-- BEGIN Task material --

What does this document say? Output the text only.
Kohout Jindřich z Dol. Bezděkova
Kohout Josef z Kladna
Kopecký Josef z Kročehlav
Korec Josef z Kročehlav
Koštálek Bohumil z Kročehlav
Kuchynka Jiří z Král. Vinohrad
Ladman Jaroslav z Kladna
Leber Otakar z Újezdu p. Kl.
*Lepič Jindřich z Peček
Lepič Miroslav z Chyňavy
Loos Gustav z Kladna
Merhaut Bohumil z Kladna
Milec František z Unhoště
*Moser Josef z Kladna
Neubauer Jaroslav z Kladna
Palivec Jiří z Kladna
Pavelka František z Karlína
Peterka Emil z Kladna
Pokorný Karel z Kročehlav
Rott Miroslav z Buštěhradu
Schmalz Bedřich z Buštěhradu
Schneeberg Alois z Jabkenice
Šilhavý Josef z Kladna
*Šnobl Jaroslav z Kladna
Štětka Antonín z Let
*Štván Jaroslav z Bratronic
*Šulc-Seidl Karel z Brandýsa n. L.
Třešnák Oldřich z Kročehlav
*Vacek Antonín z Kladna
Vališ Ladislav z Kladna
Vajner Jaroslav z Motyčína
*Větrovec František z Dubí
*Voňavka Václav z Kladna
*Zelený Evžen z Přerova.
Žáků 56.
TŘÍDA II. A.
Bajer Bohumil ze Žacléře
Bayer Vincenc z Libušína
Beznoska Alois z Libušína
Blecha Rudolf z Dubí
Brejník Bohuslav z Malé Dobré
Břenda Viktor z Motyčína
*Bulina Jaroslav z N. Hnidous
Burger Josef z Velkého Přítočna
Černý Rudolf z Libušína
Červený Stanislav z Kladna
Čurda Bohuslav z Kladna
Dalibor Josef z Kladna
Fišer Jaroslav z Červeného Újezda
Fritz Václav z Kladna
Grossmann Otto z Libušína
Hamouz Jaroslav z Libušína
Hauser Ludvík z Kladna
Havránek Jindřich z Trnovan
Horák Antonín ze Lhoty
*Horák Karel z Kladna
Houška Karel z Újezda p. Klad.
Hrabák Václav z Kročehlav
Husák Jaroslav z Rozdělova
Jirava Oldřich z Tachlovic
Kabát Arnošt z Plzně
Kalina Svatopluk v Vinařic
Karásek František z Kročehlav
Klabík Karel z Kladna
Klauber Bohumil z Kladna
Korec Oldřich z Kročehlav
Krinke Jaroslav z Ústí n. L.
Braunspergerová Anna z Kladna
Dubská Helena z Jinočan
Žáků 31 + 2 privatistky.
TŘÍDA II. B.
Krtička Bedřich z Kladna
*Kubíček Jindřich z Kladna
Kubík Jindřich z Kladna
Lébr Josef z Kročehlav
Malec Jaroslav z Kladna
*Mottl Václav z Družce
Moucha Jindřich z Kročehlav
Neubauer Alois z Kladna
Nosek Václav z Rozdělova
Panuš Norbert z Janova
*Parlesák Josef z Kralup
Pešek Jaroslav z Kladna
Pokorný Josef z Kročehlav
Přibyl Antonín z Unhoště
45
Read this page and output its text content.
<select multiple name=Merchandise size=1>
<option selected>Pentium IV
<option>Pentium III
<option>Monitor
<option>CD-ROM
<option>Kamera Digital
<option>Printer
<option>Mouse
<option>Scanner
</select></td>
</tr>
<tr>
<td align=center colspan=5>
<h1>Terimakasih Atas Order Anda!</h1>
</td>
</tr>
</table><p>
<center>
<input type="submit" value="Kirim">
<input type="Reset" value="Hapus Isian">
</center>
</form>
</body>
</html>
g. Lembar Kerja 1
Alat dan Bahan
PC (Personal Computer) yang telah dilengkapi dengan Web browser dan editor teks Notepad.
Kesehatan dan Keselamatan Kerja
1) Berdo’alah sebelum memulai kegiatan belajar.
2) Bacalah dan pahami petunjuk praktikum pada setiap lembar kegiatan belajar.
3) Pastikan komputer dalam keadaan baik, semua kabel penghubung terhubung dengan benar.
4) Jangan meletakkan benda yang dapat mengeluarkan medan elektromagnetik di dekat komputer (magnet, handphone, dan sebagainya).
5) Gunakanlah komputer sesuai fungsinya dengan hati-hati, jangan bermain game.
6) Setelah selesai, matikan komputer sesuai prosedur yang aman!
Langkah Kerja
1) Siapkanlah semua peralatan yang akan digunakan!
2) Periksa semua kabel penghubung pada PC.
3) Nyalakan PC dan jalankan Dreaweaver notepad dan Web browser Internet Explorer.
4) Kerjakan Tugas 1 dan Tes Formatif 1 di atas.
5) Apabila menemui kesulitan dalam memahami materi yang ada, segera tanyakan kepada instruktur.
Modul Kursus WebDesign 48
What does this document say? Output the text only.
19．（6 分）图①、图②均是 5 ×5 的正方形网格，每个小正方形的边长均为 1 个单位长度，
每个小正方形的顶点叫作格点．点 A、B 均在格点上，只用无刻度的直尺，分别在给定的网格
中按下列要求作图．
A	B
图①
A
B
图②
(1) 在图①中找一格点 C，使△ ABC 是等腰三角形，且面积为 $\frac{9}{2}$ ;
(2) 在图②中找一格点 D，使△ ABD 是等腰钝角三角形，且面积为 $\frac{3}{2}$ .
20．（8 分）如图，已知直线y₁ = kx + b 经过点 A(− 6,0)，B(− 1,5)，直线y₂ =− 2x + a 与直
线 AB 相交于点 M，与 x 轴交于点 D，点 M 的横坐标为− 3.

-- END Task material --

### Requirement
Output every entry shown above, exactly.

### Solution for this problem
What does this document say? Output the text only.
Kohout Jindřich z Dol. Bezděkova
Kohout Josef z Kladna
Kopecký Josef z Kročehlav
Korec Josef z Kročehlav
Koštálek Bohumil z Kročehlav
Kuchynka Jiří z Král. Vinohrad
Ladman Jaroslav z Kladna
Leber Otakar z Újezdu p. Kl.
*Lepič Jindřich z Peček
Lepič Miroslav z Chyňavy
Loos Gustav z Kladna
Merhaut Bohumil z Kladna
Milec František z Unhoště
*Moser Josef z Kladna
Neubauer Jaroslav z Kladna
Palivec Jiří z Kladna
Pavelka František z Karlína
Peterka Emil z Kladna
Pokorný Karel z Kročehlav
Rott Miroslav z Buštěhradu
Schmalz Bedřich z Buštěhradu
Schneeberg Alois z Jabkenice
Šilhavý Josef z Kladna
*Šnobl Jaroslav z Kladna
Štětka Antonín z Let
*Štván Jaroslav z Bratronic
*Šulc-Seidl Karel z Brandýsa n. L.
Třešnák Oldřich z Kročehlav
*Vacek Antonín z Kladna
Vališ Ladislav z Kladna
Vajner Jaroslav z Motyčína
*Větrovec František z Dubí
*Voňavka Václav z Kladna
*Zelený Evžen z Přerova.
Žáků 56.
TŘÍDA II. A.
Bajer Bohumil ze Žacléře
Bayer Vincenc z Libušína
Beznoska Alois z Libušína
Blecha Rudolf z Dubí
Brejník Bohuslav z Malé Dobré
Břenda Viktor z Motyčína
*Bulina Jaroslav z N. Hnidous
Burger Josef z Velkého Přítočna
Černý Rudolf z Libušína
Červený Stanislav z Kladna
Čurda Bohuslav z Kladna
Dalibor Josef z Kladna
Fišer Jaroslav z Červeného Újezda
Fritz Václav z Kladna
Grossmann Otto z Libušína
Hamouz Jaroslav z Libušína
Hauser Ludvík z Kladna
Havránek Jindřich z Trnovan
Horák Antonín ze Lhoty
*Horák Karel z Kladna
Houška Karel z Újezda p. Klad.
Hrabák Václav z Kročehlav
Husák Jaroslav z Rozdělova
Jirava Oldřich z Tachlovic
Kabát Arnošt z Plzně
Kalina Svatopluk v Vinařic
Karásek František z Kročehlav
Klabík Karel z Kladna
Klauber Bohumil z Kladna
Korec Oldřich z Kročehlav
Krinke Jaroslav z Ústí n. L.
Braunspergerová Anna z Kladna
Dubská Helena z Jinočan
Žáků 31 + 2 privatistky.
TŘÍDA II. B.
Krtička Bedřich z Kladna
*Kubíček Jindřich z Kladna
Kubík Jindřich z Kladna
Lébr Josef z Kročehlav
Malec Jaroslav z Kladna
*Mottl Václav z Družce
Moucha Jindřich z Kročehlav
Neubauer Alois z Kladna
Nosek Václav z Rozdělova
Panuš Norbert z Janova
*Parlesák Josef z Kralup
Pešek Jaroslav z Kladna
Pokorný Josef z Kročehlav
Přibyl Antonín z Unhoště
45
Read this page and output its text content.
<select multiple name=Merchandise size=1>
<option selected>Pentium IV
<option>Pentium III
<option>Monitor
<option>CD-ROM
<option>Kamera Digital
<option>Printer
<option>Mouse
<option>Scanner
</select></td>
</tr>
<tr>
<td align=center colspan=5>
<h1>Terimakasih Atas Order Anda!</h1>
</td>
</tr>
</table><p>
<center>
<input type="submit" value="Kirim">
<input type="Reset" value="Hapus Isian">
</center>
</form>
</body>
</html>
g. Lembar Kerja 1
Alat dan Bahan
PC (Personal Computer) yang telah dilengkapi dengan Web browser dan editor teks Notepad.
Kesehatan dan Keselamatan Kerja
1) Berdo’alah sebelum memulai kegiatan belajar.
2) Bacalah dan pahami petunjuk praktikum pada setiap lembar kegiatan belajar.
3) Pastikan komputer dalam keadaan baik, semua kabel penghubung terhubung dengan benar.
4) Jangan meletakkan benda yang dapat mengeluarkan medan elektromagnetik di dekat komputer (magnet, handphone, dan sebagainya).
5) Gunakanlah komputer sesuai fungsinya dengan hati-hati, jangan bermain game.
6) Setelah selesai, matikan komputer sesuai prosedur yang aman!
Langkah Kerja
1) Siapkanlah semua peralatan yang akan digunakan!
2) Periksa semua kabel penghubung pada PC.
3) Nyalakan PC dan jalankan Dreaweaver notepad dan Web browser Internet Explorer.
4) Kerjakan Tugas 1 dan Tes Formatif 1 di atas.
5) Apabila menemui kesulitan dalam memahami materi yang ada, segera tanyakan kepada instruktur.
Modul Kursus WebDesign 48
What does this document say? Output the text only.
19．（6 分）图①、图②均是 5 ×5 的正方形网格，每个小正方形的边长均为 1 个单位长度，
每个小正方形的顶点叫作格点．点 A、B 均在格点上，只用无刻度的直尺，分别在给定的网格
中按下列要求作图．
A	B
图①
A
B
图②
(1) 在图①中找一格点 C，使△ ABC 是等腰三角形，且面积为 $\frac{9}{2}$ ;
(2) 在图②中找一格点 D，使△ ABD 是等腰钝角三角形，且面积为 $\frac{3}{2}$ .
20．（8 分）如图，已知直线y₁ = kx + b 经过点 A(− 6,0)，B(− 1,5)，直线y₂ =− 2x + a 与直
线 AB 相交于点 M，与 x 轴交于点 D，点 M 的横坐标为− 3.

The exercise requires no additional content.